Given instruction
Copy out all lines that hold "screenshot".
━━━ Records supplied
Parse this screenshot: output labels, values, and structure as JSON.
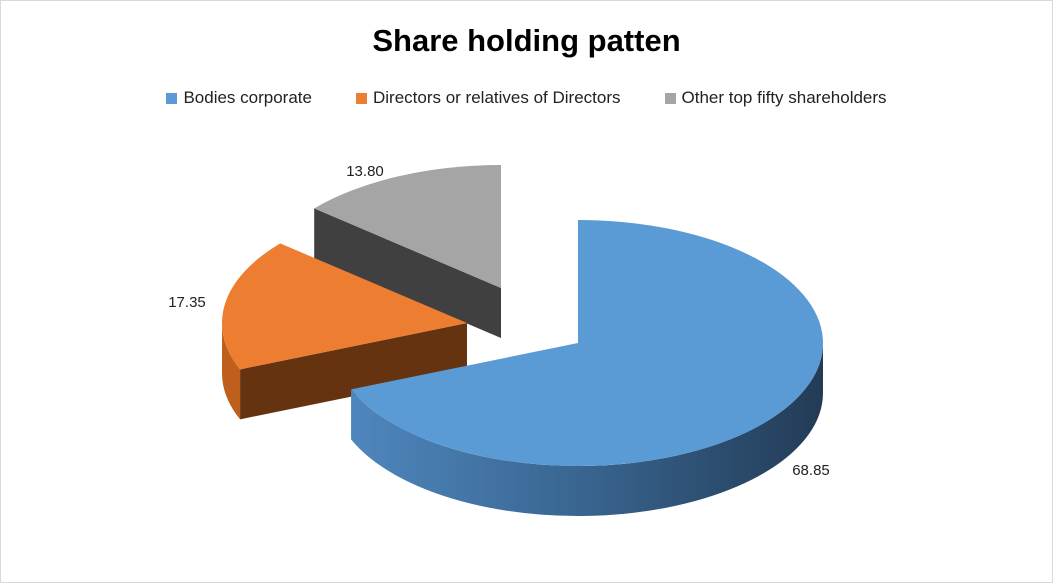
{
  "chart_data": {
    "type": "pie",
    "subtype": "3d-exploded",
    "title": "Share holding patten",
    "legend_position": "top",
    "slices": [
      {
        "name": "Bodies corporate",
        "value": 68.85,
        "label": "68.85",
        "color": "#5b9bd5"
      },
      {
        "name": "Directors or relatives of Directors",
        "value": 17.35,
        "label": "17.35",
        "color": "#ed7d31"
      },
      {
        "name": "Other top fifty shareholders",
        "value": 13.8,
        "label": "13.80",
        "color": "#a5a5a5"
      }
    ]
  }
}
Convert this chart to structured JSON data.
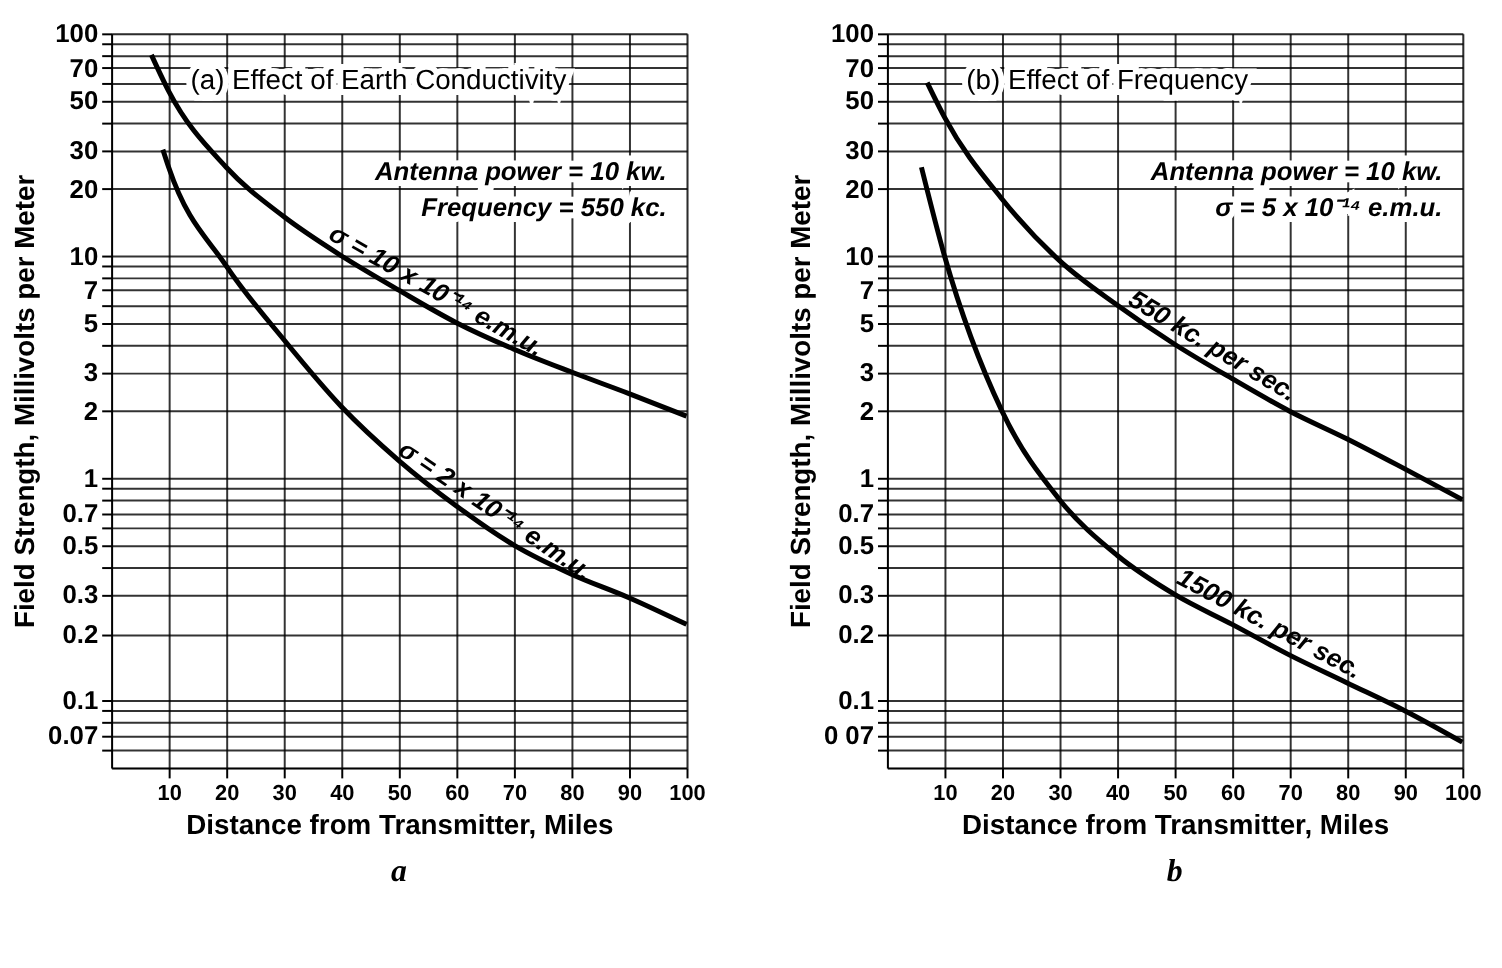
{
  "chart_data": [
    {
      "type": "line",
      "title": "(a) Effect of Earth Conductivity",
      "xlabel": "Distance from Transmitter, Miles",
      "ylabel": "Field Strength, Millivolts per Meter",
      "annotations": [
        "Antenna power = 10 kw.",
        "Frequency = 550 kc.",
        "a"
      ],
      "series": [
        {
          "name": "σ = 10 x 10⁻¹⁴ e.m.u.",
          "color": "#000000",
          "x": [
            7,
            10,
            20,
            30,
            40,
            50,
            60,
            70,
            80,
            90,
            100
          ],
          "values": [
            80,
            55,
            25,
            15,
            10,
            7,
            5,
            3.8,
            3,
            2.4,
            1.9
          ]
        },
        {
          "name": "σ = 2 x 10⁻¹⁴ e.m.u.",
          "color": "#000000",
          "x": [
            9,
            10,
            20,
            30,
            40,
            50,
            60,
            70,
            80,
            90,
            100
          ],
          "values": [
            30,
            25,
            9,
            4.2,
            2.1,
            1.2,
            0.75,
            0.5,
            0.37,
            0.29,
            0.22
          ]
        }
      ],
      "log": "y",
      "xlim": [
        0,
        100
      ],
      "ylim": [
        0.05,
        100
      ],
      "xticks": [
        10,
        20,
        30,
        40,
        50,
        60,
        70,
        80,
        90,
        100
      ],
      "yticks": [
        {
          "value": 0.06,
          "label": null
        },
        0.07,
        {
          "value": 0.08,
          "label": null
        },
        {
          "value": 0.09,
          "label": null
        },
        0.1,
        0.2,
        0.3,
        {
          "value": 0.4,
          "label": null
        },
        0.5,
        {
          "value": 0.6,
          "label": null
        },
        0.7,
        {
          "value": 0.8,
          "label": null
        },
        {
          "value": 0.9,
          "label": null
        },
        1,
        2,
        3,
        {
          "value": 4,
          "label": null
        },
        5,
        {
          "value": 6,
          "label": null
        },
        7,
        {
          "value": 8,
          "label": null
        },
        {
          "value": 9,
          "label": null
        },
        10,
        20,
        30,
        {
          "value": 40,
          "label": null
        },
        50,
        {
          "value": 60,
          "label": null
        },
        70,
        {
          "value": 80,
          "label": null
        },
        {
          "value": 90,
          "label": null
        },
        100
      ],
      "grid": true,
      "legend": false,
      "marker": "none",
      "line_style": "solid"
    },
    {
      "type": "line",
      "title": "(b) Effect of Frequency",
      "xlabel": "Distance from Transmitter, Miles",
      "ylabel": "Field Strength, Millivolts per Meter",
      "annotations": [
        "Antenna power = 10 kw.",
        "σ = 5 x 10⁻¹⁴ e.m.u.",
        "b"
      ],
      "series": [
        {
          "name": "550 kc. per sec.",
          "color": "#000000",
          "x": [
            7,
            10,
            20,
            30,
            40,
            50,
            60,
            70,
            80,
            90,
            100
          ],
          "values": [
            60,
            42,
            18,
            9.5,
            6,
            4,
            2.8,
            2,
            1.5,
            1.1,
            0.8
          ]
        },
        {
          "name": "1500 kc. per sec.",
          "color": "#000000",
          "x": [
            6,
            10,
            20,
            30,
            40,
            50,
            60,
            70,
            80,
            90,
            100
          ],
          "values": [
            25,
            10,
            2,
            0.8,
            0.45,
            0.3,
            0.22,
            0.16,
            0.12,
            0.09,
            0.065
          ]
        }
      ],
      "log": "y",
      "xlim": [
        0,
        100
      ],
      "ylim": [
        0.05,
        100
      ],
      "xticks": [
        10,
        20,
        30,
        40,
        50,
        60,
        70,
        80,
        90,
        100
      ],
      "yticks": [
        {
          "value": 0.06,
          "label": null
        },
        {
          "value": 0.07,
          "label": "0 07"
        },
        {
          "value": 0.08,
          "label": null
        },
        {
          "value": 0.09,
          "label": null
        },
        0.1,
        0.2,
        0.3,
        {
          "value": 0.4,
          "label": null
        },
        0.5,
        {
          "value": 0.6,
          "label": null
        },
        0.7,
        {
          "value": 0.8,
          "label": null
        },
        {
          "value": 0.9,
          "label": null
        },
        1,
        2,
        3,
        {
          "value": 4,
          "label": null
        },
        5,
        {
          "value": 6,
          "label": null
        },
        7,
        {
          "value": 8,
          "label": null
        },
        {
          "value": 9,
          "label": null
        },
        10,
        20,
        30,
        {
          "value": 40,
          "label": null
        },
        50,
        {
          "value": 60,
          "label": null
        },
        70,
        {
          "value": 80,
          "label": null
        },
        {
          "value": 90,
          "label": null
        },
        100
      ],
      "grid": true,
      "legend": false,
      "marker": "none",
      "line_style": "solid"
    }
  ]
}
━━━━━━
━━━ Records supplied
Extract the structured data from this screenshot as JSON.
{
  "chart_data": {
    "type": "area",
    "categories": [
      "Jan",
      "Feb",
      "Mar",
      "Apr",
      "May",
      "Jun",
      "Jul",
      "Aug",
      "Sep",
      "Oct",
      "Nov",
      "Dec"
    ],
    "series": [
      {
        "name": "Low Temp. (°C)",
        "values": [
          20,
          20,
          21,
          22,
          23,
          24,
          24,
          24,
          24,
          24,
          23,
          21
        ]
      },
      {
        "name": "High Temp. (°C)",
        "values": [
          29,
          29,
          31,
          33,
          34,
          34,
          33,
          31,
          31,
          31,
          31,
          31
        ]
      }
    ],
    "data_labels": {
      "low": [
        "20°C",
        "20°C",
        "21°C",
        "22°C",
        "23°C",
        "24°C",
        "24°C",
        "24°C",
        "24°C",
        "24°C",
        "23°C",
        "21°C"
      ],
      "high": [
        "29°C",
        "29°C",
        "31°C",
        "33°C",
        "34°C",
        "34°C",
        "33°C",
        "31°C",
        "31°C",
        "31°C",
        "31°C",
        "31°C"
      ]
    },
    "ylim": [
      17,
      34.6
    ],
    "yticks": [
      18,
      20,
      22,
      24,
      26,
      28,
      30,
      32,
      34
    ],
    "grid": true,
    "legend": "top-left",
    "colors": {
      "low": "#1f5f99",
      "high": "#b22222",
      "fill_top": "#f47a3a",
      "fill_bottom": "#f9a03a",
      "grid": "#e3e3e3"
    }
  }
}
━━━━━━
Answer to the problem
Parse this screenshot: output labels, values, and structure as JSON.
Extract the structured data from this screenshot as JSON.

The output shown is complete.